In the entries below, find every line holding the string "heading" and collect it.

--*--

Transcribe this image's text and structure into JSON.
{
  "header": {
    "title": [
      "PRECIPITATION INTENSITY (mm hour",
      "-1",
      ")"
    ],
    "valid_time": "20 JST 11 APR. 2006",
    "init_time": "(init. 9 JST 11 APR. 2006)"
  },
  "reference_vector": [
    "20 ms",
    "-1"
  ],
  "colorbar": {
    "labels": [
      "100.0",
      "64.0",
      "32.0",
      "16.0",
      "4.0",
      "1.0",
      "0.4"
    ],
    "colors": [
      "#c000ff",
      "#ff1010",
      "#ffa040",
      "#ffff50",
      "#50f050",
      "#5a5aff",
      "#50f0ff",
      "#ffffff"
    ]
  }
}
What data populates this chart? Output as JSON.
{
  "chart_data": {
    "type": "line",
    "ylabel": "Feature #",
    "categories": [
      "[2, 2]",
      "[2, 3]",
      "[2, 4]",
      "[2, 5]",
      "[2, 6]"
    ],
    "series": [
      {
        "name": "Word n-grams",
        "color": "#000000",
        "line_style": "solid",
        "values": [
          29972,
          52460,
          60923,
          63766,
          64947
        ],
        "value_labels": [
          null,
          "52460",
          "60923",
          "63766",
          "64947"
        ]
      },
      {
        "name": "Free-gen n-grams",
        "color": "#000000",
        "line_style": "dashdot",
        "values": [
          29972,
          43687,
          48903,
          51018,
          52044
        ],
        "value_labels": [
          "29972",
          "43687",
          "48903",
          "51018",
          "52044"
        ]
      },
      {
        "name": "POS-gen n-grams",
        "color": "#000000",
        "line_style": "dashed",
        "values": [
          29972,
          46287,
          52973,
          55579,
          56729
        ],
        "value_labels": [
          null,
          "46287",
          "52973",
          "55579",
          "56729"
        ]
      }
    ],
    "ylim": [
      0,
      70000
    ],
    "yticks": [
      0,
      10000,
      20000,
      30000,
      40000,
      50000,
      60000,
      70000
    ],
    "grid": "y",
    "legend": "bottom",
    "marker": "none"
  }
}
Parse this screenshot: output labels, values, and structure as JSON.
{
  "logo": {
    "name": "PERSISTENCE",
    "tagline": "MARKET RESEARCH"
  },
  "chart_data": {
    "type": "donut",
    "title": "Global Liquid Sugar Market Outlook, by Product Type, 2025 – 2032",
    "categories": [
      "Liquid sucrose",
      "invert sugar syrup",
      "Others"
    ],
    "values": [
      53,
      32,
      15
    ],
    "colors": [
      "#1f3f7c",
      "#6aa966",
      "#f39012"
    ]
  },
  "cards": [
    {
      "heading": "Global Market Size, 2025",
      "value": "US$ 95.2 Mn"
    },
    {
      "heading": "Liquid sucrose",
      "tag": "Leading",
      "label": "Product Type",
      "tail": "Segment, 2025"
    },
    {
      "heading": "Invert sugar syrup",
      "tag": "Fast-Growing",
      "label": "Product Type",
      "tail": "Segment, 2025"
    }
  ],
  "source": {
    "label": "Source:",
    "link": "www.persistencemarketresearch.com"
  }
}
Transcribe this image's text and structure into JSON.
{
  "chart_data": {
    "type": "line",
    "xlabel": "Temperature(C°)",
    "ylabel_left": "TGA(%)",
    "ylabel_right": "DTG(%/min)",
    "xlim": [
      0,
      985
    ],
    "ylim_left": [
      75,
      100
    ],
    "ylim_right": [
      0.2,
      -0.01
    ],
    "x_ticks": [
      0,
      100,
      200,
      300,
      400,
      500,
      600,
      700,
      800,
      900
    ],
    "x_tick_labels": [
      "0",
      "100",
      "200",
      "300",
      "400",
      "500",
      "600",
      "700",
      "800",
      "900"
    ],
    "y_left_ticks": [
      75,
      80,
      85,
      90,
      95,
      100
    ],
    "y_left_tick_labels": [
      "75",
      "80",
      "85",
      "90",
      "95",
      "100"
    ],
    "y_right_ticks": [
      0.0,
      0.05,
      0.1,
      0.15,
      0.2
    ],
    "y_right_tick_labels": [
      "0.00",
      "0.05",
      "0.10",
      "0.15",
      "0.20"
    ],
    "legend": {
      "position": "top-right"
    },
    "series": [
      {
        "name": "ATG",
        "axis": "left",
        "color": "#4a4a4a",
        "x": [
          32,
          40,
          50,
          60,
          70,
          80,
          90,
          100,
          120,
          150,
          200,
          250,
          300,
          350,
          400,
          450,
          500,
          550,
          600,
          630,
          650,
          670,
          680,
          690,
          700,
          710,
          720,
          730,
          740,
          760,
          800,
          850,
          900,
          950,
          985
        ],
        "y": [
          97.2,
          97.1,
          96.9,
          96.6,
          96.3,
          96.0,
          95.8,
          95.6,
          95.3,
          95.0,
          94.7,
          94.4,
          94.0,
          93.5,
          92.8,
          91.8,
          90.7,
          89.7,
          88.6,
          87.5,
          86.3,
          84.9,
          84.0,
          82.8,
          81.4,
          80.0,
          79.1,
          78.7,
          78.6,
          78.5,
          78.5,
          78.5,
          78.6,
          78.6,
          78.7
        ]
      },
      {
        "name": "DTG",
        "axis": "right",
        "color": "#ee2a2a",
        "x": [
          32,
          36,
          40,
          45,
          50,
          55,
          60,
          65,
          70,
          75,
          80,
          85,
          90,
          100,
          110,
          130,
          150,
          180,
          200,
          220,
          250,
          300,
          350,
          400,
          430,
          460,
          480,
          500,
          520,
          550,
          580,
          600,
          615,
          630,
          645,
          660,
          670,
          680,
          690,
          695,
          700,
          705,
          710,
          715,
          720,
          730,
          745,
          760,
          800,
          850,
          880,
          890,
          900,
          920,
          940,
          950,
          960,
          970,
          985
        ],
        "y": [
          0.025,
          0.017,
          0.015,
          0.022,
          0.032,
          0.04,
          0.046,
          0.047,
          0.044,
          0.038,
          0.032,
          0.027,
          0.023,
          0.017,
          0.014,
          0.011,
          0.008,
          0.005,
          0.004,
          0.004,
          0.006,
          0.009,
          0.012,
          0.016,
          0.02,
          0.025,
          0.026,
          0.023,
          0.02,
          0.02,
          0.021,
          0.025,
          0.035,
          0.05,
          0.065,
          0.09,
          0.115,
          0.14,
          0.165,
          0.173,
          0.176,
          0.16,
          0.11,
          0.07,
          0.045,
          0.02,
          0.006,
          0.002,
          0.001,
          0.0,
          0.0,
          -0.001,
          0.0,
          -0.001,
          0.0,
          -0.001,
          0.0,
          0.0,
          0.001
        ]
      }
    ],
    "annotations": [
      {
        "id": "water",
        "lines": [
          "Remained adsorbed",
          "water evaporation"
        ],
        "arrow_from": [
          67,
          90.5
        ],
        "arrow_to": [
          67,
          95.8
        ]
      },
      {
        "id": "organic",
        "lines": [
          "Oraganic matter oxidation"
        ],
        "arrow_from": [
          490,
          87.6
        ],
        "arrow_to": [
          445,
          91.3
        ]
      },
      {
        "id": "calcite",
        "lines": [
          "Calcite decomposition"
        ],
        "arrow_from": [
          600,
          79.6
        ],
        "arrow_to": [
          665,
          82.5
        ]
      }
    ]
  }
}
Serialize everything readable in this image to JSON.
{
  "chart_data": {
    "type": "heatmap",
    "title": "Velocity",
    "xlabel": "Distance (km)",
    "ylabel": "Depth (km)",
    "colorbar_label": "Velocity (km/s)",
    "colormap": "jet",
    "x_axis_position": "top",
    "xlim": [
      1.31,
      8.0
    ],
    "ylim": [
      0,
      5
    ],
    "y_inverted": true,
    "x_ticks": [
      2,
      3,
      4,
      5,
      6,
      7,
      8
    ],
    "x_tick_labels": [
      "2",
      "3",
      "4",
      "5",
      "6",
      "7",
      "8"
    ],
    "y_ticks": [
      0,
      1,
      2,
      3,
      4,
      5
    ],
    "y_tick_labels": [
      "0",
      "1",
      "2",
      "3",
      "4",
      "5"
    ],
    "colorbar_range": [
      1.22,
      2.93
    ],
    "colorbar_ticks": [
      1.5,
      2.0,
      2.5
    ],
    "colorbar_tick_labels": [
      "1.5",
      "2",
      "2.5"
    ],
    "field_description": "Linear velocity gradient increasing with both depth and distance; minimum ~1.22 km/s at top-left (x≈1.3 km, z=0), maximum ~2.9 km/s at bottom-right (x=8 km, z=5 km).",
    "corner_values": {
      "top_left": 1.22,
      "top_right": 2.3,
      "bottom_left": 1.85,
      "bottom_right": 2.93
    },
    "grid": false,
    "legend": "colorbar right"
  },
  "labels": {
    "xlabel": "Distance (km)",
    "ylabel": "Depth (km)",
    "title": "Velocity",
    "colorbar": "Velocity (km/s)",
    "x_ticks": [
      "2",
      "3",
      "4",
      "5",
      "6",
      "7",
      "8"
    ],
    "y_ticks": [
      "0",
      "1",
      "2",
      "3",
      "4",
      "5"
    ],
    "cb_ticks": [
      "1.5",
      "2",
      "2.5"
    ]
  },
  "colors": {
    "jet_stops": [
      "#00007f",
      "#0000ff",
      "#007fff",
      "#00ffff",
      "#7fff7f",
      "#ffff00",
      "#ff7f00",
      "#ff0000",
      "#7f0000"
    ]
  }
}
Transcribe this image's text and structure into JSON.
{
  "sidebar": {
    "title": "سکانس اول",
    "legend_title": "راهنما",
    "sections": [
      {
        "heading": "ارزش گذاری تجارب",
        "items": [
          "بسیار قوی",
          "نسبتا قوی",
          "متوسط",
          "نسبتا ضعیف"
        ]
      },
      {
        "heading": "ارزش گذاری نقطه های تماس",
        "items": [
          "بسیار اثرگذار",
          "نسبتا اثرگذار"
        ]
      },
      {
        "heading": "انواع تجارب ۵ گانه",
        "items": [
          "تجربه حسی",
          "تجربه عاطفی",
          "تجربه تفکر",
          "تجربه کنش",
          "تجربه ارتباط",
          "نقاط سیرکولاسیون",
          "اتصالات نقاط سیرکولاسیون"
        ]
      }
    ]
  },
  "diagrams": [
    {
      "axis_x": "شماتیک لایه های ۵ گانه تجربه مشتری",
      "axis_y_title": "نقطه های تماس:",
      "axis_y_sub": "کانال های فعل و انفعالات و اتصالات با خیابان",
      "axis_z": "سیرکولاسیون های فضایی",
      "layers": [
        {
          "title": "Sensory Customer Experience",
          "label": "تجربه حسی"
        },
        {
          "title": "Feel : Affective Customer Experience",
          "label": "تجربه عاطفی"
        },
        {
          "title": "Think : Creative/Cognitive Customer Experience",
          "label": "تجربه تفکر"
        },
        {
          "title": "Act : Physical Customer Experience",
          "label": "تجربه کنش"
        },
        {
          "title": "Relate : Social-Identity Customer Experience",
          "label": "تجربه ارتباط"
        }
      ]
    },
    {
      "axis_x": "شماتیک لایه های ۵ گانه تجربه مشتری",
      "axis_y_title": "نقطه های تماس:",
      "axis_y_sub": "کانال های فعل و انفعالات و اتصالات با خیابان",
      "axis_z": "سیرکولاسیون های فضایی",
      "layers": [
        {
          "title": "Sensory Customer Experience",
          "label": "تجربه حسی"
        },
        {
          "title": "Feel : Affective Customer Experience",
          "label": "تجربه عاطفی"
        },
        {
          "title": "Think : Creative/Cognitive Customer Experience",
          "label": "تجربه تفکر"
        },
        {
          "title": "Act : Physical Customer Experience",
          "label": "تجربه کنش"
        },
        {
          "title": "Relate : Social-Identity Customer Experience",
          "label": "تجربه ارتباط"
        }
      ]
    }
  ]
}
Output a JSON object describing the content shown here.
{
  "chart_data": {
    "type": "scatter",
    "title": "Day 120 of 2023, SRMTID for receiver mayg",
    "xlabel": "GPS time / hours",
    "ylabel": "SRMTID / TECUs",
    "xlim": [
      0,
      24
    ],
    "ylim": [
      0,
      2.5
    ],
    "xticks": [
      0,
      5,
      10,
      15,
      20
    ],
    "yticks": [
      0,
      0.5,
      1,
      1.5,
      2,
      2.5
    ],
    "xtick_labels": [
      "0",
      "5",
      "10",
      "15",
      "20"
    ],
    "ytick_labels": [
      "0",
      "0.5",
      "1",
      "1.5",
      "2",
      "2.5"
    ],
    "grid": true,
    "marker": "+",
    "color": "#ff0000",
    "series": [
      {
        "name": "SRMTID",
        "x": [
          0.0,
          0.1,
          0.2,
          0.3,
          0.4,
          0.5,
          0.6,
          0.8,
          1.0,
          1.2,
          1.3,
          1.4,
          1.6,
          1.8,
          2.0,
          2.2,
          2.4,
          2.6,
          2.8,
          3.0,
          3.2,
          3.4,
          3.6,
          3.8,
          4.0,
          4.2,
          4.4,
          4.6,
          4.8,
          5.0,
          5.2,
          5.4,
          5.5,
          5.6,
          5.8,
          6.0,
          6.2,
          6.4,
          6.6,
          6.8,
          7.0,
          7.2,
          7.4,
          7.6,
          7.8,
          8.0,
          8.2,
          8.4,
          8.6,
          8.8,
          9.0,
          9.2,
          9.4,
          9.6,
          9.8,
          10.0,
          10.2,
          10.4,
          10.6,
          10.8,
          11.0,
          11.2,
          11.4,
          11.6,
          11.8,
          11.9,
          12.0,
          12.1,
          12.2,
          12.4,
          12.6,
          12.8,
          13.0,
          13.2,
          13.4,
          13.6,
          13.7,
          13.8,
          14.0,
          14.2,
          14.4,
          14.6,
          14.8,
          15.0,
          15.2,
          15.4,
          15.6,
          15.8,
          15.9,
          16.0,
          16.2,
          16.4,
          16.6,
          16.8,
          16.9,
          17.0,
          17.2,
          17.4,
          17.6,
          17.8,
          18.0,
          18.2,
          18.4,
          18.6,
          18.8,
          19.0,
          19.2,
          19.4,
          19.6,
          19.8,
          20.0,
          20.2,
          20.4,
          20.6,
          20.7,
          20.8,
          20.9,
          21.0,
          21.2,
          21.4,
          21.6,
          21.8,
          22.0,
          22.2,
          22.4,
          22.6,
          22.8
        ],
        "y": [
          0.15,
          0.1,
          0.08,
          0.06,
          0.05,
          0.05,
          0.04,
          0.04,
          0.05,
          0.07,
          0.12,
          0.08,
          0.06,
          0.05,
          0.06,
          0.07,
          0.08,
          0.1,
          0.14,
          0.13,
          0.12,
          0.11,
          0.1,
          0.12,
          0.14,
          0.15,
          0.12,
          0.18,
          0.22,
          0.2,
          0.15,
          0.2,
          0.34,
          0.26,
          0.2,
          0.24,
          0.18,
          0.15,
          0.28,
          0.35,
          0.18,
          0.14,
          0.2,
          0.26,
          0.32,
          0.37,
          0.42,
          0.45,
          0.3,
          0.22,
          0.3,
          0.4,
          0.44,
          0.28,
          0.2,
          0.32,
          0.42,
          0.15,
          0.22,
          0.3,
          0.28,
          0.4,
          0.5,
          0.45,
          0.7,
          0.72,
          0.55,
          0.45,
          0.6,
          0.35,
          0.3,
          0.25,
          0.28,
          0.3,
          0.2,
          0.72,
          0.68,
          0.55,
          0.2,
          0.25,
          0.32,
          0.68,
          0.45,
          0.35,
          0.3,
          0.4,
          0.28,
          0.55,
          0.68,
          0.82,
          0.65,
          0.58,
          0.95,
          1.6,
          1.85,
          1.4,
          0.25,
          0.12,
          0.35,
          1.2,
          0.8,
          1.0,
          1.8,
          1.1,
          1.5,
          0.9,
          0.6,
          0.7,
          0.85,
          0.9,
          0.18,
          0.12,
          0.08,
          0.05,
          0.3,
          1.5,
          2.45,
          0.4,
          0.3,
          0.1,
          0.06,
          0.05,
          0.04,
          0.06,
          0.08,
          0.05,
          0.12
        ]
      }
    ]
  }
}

--*--

■ **Complete response**:
      "heading": "Global Market Size, 2025",
      "heading": "Liquid sucrose",
      "heading": "Invert sugar syrup",
        "heading": "ارزش گذاری تجارب",
        "heading": "ارزش گذاری نقطه های تماس",
        "heading": "انواع تجارب ۵ گانه",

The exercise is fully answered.